> **Exercise objective**:
In the entries below, find the lines that contain the word "screenshot" and copy them.

(Chart and figure data)

"""

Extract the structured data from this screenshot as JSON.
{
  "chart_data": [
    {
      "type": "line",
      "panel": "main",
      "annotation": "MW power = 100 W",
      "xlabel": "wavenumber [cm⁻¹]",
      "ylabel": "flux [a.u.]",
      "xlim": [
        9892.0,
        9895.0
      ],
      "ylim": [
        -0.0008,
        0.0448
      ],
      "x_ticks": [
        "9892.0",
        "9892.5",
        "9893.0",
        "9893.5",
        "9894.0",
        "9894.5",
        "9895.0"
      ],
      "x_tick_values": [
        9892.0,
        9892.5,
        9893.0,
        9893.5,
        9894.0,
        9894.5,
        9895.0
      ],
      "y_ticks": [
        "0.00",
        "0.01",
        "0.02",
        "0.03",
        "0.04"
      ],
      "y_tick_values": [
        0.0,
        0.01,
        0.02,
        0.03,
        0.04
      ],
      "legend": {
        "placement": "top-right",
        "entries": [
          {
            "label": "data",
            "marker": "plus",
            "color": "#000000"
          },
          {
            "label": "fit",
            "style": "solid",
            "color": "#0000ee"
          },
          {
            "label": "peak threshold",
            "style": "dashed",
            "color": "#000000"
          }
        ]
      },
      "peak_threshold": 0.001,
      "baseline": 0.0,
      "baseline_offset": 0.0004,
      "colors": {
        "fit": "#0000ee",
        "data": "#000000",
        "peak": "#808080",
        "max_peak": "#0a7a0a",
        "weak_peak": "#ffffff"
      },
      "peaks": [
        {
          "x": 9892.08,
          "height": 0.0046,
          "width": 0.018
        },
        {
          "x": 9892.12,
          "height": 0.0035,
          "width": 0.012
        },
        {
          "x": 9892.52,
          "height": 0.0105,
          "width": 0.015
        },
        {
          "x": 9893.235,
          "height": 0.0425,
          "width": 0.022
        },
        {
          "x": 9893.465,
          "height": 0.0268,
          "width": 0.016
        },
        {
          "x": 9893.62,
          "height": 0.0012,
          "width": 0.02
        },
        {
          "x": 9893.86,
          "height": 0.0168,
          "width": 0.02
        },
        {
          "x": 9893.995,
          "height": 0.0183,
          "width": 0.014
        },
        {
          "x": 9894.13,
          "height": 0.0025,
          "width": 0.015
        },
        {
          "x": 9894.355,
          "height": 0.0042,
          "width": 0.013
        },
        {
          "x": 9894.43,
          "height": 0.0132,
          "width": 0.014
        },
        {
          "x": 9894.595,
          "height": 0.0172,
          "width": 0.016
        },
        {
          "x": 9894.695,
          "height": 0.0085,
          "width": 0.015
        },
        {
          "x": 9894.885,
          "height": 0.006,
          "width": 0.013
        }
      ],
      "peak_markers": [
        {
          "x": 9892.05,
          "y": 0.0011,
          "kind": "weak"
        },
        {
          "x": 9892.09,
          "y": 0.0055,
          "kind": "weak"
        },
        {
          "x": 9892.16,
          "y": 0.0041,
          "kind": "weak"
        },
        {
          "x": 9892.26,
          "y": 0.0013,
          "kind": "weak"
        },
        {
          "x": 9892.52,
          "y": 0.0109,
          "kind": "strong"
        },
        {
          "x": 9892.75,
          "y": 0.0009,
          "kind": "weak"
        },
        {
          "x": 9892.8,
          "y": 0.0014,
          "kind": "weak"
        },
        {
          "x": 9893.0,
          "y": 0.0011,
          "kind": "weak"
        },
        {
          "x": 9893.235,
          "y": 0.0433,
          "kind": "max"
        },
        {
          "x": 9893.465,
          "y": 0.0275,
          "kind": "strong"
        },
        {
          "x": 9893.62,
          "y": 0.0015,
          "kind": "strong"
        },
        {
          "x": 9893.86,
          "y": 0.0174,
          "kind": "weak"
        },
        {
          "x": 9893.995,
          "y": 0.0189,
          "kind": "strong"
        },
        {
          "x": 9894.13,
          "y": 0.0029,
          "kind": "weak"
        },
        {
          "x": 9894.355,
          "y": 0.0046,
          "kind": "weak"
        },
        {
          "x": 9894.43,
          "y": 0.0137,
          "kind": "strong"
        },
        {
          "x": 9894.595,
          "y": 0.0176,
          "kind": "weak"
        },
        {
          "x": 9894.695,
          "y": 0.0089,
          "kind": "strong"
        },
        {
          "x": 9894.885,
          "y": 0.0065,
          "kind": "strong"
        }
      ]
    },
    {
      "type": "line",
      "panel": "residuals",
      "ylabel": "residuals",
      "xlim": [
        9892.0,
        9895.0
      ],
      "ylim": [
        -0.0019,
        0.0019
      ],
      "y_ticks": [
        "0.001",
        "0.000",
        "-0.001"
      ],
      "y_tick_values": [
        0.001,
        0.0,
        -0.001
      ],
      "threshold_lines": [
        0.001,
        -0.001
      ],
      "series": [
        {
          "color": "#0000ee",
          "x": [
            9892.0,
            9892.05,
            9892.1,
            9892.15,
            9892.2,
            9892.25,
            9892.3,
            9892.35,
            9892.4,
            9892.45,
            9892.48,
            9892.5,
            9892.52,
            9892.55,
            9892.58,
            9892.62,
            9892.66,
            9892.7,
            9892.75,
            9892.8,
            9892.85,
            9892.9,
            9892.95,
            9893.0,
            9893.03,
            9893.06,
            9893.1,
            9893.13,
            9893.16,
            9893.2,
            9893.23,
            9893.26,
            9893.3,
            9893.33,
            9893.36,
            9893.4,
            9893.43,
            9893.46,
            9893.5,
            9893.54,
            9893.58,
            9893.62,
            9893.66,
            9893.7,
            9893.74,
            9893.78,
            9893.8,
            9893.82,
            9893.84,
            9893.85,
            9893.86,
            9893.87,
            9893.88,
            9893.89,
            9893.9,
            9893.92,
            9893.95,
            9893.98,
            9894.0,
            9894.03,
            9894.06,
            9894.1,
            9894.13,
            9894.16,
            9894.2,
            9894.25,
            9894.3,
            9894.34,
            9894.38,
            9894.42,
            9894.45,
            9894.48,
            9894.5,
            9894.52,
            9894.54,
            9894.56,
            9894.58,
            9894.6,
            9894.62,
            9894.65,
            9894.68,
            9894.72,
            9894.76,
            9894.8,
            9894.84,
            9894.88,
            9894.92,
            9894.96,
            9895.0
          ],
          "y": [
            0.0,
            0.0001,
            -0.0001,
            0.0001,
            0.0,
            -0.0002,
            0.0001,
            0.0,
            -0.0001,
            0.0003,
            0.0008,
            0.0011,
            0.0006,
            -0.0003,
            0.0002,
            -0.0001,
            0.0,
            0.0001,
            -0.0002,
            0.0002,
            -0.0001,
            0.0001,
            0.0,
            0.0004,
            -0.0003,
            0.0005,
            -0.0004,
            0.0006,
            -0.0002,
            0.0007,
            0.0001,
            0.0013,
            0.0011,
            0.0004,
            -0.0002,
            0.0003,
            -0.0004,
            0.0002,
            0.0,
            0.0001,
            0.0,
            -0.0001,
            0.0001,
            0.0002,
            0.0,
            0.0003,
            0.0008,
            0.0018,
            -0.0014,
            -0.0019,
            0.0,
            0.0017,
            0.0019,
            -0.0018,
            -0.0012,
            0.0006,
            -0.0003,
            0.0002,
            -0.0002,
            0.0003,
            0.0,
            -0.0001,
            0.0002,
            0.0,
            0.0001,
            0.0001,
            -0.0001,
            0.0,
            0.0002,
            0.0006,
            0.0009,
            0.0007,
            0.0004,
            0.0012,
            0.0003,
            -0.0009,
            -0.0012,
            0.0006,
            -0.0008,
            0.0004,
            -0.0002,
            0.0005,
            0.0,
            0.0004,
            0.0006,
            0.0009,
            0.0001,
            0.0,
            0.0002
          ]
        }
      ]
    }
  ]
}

"""
"""

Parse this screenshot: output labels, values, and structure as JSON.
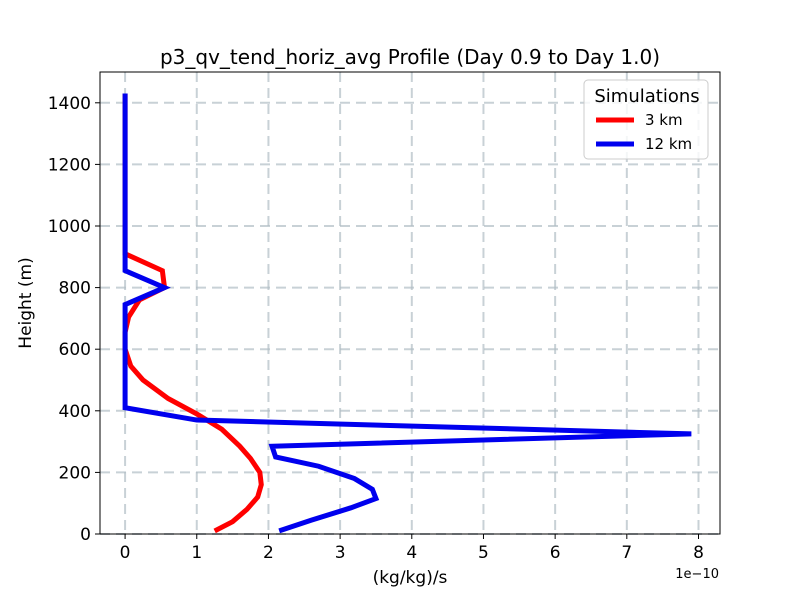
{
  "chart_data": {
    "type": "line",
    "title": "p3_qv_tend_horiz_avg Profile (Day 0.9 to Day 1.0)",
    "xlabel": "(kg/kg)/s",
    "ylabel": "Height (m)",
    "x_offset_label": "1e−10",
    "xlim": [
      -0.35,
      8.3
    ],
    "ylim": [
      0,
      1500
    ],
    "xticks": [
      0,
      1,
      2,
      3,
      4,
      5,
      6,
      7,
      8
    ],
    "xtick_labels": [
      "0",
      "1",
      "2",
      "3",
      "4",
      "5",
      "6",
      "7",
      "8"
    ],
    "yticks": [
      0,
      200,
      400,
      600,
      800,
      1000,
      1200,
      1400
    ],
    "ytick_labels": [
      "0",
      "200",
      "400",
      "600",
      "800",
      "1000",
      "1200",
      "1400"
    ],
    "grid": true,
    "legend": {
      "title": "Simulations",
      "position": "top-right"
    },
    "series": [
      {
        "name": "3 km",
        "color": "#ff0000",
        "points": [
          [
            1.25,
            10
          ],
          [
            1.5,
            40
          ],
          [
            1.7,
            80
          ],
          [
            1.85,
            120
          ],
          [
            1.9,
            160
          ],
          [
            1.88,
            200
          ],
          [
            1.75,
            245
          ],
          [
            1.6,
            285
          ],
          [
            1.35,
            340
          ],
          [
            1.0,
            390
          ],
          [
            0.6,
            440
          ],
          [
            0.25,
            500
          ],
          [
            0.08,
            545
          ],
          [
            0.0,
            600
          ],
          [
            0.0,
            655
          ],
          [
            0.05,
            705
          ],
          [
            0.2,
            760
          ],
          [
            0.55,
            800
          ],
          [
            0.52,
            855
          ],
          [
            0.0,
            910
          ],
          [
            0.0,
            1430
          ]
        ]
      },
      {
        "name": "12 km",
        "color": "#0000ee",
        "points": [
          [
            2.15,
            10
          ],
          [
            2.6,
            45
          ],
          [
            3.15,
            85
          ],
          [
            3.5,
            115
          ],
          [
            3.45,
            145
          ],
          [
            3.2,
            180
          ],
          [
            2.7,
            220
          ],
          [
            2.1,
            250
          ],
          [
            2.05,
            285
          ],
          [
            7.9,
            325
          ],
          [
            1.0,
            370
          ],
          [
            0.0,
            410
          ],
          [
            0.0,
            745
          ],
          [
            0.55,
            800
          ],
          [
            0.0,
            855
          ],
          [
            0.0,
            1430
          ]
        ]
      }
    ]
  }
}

"""
"""

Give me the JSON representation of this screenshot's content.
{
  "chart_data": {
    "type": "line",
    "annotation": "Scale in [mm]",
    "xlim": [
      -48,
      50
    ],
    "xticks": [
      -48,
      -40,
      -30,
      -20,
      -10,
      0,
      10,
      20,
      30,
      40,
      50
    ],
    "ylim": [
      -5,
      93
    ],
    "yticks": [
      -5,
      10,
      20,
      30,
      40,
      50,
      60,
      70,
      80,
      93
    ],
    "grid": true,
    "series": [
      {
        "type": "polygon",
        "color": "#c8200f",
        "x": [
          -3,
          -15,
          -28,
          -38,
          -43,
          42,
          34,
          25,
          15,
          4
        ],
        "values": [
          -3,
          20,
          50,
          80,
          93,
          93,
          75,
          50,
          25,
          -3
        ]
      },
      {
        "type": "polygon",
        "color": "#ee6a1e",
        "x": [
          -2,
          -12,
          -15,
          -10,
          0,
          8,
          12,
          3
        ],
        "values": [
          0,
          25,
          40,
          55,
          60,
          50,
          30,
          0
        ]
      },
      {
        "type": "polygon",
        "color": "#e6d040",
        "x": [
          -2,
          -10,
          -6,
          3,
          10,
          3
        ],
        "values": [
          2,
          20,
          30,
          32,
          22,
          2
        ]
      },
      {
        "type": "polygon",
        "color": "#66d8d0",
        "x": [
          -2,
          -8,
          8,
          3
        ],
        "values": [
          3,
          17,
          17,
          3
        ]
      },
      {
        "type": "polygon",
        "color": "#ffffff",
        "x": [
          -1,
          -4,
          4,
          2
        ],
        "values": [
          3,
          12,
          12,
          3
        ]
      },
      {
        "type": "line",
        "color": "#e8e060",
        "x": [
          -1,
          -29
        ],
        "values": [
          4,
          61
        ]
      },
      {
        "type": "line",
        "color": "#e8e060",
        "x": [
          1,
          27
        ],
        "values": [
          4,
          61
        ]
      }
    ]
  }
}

"""

> **Task output**:
Extract the structured data from this screenshot as JSON.
Parse this screenshot: output labels, values, and structure as JSON.
Give me the JSON representation of this screenshot's content.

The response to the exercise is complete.